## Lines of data
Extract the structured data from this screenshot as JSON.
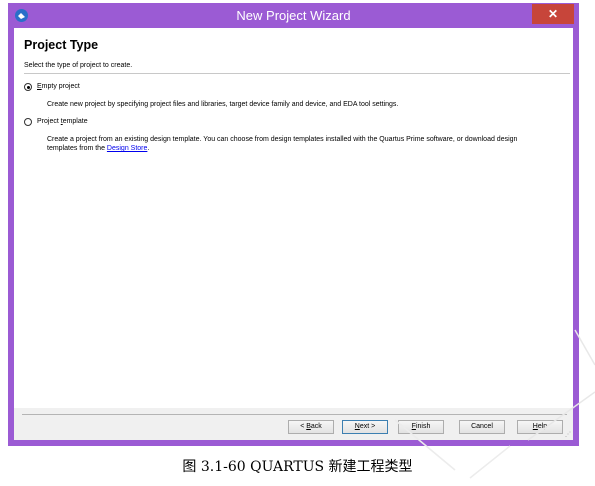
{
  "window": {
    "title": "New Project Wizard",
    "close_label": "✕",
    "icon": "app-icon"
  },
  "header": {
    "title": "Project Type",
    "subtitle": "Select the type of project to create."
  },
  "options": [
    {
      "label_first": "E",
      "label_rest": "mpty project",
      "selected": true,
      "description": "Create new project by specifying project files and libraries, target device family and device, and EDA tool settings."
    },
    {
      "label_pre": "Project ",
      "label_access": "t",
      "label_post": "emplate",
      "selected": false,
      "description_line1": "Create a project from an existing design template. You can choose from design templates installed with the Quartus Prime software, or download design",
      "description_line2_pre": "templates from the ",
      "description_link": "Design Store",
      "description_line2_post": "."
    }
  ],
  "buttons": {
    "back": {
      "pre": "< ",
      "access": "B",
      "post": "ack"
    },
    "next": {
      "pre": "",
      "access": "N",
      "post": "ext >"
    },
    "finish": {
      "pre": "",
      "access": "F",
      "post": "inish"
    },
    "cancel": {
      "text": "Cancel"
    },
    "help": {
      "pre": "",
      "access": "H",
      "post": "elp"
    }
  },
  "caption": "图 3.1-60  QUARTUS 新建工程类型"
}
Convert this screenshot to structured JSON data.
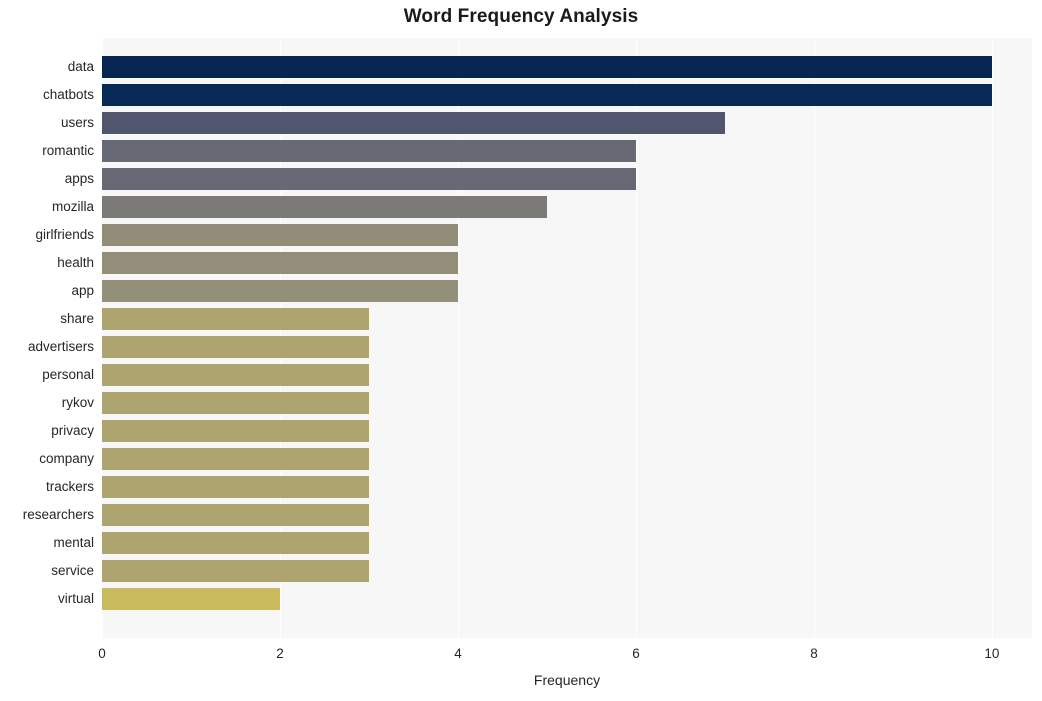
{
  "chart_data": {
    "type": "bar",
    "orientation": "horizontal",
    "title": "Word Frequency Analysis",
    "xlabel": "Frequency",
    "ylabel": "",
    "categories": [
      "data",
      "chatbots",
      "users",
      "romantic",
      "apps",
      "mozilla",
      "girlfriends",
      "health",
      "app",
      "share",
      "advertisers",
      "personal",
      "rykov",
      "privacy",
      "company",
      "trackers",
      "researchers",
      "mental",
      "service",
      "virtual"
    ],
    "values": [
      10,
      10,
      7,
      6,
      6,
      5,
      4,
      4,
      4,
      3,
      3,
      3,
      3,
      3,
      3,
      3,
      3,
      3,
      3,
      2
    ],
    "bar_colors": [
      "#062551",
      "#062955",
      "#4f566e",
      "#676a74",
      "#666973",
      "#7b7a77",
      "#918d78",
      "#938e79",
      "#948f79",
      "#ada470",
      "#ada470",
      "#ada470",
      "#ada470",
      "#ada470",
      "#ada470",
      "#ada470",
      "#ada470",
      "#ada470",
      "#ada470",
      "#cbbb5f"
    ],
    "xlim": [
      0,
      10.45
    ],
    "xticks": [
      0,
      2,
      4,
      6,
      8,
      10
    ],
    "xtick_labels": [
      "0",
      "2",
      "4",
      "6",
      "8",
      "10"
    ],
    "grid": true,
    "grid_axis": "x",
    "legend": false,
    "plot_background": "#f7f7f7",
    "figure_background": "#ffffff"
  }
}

==

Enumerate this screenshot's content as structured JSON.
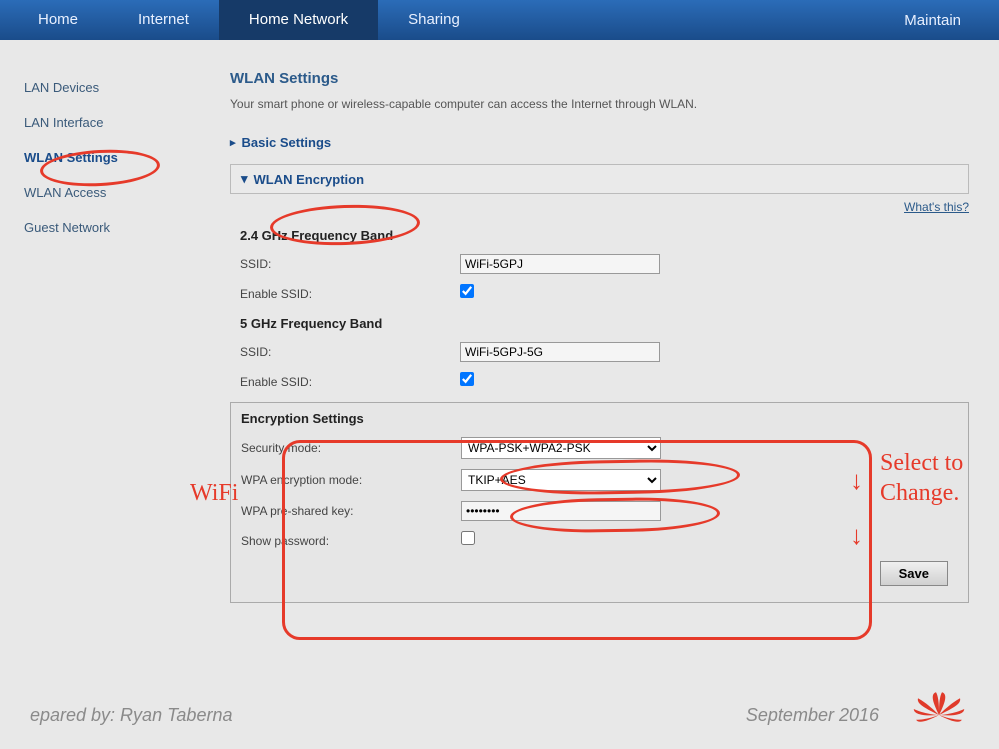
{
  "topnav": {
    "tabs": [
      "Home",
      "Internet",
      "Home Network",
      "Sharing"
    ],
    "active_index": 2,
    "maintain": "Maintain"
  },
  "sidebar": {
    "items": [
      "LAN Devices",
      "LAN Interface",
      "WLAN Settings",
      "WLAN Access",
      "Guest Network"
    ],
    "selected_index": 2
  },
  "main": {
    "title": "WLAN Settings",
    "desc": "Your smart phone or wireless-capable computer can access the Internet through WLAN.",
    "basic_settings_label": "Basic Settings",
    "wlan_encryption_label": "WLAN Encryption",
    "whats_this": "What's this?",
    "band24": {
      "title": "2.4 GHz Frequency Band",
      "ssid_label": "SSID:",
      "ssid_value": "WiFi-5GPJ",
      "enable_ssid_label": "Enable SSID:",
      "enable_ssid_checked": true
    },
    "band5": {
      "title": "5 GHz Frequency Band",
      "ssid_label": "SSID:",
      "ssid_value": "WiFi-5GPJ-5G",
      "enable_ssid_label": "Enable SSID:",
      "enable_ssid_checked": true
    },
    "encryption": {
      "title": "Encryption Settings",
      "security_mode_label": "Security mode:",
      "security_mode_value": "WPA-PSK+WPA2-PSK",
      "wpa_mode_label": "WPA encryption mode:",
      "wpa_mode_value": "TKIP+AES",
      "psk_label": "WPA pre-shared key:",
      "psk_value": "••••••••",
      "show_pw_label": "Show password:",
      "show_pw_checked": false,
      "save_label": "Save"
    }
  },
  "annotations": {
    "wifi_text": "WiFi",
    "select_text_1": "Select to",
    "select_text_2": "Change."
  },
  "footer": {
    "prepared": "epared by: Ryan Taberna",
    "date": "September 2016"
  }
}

* * *

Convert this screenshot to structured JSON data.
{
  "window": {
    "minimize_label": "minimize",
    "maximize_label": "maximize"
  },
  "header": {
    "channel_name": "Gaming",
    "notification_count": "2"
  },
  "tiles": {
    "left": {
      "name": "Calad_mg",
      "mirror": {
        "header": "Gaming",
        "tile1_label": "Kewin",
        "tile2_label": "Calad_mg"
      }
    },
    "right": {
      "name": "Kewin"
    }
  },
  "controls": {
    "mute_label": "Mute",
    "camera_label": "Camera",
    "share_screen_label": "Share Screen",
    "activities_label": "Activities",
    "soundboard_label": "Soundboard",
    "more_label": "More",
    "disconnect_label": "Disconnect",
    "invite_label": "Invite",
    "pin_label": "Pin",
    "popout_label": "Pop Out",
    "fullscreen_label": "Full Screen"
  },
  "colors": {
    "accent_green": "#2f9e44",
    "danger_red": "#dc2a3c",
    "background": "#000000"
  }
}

## Given problem
Collect each line containing the string "Internet".

## Exercise result
      "Internet",
    "desc": "Your smart phone or wireless-capable computer can access the Internet through WLAN.",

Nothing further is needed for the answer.